Records about charts and figures:
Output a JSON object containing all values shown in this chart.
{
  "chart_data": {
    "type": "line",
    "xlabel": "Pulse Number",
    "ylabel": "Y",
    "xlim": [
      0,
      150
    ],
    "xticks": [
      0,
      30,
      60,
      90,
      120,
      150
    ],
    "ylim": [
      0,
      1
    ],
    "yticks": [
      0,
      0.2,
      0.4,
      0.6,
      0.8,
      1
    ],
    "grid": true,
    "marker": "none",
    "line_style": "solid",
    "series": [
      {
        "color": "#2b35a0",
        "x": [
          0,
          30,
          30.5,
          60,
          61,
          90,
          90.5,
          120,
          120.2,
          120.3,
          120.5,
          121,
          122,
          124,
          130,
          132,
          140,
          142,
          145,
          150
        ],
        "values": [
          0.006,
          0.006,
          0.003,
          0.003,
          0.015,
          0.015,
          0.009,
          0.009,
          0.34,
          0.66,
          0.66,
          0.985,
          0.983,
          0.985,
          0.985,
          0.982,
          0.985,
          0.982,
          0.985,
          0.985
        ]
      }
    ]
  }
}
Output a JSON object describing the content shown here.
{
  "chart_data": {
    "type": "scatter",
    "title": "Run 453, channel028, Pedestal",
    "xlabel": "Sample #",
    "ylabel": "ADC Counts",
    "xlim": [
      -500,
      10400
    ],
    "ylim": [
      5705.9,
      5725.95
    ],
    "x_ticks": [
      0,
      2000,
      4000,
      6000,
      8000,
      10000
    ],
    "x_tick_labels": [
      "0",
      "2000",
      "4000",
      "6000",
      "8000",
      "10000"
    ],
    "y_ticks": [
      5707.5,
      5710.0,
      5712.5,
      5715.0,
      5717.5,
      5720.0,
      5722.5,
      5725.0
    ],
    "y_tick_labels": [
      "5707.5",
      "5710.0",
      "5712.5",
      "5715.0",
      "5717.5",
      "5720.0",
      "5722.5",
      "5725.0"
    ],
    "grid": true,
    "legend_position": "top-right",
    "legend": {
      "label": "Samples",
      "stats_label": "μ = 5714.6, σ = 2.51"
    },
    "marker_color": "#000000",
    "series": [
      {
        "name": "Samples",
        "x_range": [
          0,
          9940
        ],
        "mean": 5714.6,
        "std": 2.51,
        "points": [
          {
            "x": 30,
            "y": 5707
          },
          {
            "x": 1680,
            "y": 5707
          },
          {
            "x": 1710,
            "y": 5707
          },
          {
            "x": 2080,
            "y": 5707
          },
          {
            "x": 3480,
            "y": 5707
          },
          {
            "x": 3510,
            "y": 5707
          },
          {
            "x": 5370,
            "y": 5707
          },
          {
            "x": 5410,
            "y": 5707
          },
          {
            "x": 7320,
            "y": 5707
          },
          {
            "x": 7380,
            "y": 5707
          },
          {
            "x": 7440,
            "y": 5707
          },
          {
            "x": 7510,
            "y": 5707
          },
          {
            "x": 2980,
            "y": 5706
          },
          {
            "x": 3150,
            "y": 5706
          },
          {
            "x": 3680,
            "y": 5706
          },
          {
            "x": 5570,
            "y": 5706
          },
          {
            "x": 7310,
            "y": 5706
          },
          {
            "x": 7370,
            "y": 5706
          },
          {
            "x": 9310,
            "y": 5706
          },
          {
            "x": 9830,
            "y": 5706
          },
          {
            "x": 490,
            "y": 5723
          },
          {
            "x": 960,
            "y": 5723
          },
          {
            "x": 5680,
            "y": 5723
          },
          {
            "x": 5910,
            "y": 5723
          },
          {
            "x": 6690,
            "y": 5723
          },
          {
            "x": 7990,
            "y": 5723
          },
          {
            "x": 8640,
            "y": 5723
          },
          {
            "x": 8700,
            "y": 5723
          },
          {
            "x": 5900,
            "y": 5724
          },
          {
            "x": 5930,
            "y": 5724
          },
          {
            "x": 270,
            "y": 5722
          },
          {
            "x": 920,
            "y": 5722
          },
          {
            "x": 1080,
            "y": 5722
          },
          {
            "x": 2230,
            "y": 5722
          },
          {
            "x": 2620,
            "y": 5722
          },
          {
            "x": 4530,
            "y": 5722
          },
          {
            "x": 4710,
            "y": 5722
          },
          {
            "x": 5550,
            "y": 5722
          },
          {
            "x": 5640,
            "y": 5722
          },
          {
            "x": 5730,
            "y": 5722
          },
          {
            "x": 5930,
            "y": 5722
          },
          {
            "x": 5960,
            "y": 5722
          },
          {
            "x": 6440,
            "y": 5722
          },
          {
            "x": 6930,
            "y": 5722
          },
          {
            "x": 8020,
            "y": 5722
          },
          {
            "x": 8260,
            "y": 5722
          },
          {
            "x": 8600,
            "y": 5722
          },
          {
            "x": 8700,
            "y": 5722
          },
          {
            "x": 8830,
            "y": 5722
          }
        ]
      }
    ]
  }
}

* _TASK STATEMENT_:
Reproduce the material exactly, with every line intact.

* _WRITTEN RESPONSE_:
Output a JSON object containing all values shown in this chart.
{
  "chart_data": {
    "type": "line",
    "xlabel": "Pulse Number",
    "ylabel": "Y",
    "xlim": [
      0,
      150
    ],
    "xticks": [
      0,
      30,
      60,
      90,
      120,
      150
    ],
    "ylim": [
      0,
      1
    ],
    "yticks": [
      0,
      0.2,
      0.4,
      0.6,
      0.8,
      1
    ],
    "grid": true,
    "marker": "none",
    "line_style": "solid",
    "series": [
      {
        "color": "#2b35a0",
        "x": [
          0,
          30,
          30.5,
          60,
          61,
          90,
          90.5,
          120,
          120.2,
          120.3,
          120.5,
          121,
          122,
          124,
          130,
          132,
          140,
          142,
          145,
          150
        ],
        "values": [
          0.006,
          0.006,
          0.003,
          0.003,
          0.015,
          0.015,
          0.009,
          0.009,
          0.34,
          0.66,
          0.66,
          0.985,
          0.983,
          0.985,
          0.985,
          0.982,
          0.985,
          0.982,
          0.985,
          0.985
        ]
      }
    ]
  }
}
Output a JSON object describing the content shown here.
{
  "chart_data": {
    "type": "scatter",
    "title": "Run 453, channel028, Pedestal",
    "xlabel": "Sample #",
    "ylabel": "ADC Counts",
    "xlim": [
      -500,
      10400
    ],
    "ylim": [
      5705.9,
      5725.95
    ],
    "x_ticks": [
      0,
      2000,
      4000,
      6000,
      8000,
      10000
    ],
    "x_tick_labels": [
      "0",
      "2000",
      "4000",
      "6000",
      "8000",
      "10000"
    ],
    "y_ticks": [
      5707.5,
      5710.0,
      5712.5,
      5715.0,
      5717.5,
      5720.0,
      5722.5,
      5725.0
    ],
    "y_tick_labels": [
      "5707.5",
      "5710.0",
      "5712.5",
      "5715.0",
      "5717.5",
      "5720.0",
      "5722.5",
      "5725.0"
    ],
    "grid": true,
    "legend_position": "top-right",
    "legend": {
      "label": "Samples",
      "stats_label": "μ = 5714.6, σ = 2.51"
    },
    "marker_color": "#000000",
    "series": [
      {
        "name": "Samples",
        "x_range": [
          0,
          9940
        ],
        "mean": 5714.6,
        "std": 2.51,
        "points": [
          {
            "x": 30,
            "y": 5707
          },
          {
            "x": 1680,
            "y": 5707
          },
          {
            "x": 1710,
            "y": 5707
          },
          {
            "x": 2080,
            "y": 5707
          },
          {
            "x": 3480,
            "y": 5707
          },
          {
            "x": 3510,
            "y": 5707
          },
          {
            "x": 5370,
            "y": 5707
          },
          {
            "x": 5410,
            "y": 5707
          },
          {
            "x": 7320,
            "y": 5707
          },
          {
            "x": 7380,
            "y": 5707
          },
          {
            "x": 7440,
            "y": 5707
          },
          {
            "x": 7510,
            "y": 5707
          },
          {
            "x": 2980,
            "y": 5706
          },
          {
            "x": 3150,
            "y": 5706
          },
          {
            "x": 3680,
            "y": 5706
          },
          {
            "x": 5570,
            "y": 5706
          },
          {
            "x": 7310,
            "y": 5706
          },
          {
            "x": 7370,
            "y": 5706
          },
          {
            "x": 9310,
            "y": 5706
          },
          {
            "x": 9830,
            "y": 5706
          },
          {
            "x": 490,
            "y": 5723
          },
          {
            "x": 960,
            "y": 5723
          },
          {
            "x": 5680,
            "y": 5723
          },
          {
            "x": 5910,
            "y": 5723
          },
          {
            "x": 6690,
            "y": 5723
          },
          {
            "x": 7990,
            "y": 5723
          },
          {
            "x": 8640,
            "y": 5723
          },
          {
            "x": 8700,
            "y": 5723
          },
          {
            "x": 5900,
            "y": 5724
          },
          {
            "x": 5930,
            "y": 5724
          },
          {
            "x": 270,
            "y": 5722
          },
          {
            "x": 920,
            "y": 5722
          },
          {
            "x": 1080,
            "y": 5722
          },
          {
            "x": 2230,
            "y": 5722
          },
          {
            "x": 2620,
            "y": 5722
          },
          {
            "x": 4530,
            "y": 5722
          },
          {
            "x": 4710,
            "y": 5722
          },
          {
            "x": 5550,
            "y": 5722
          },
          {
            "x": 5640,
            "y": 5722
          },
          {
            "x": 5730,
            "y": 5722
          },
          {
            "x": 5930,
            "y": 5722
          },
          {
            "x": 5960,
            "y": 5722
          },
          {
            "x": 6440,
            "y": 5722
          },
          {
            "x": 6930,
            "y": 5722
          },
          {
            "x": 8020,
            "y": 5722
          },
          {
            "x": 8260,
            "y": 5722
          },
          {
            "x": 8600,
            "y": 5722
          },
          {
            "x": 8700,
            "y": 5722
          },
          {
            "x": 8830,
            "y": 5722
          }
        ]
      }
    ]
  }
}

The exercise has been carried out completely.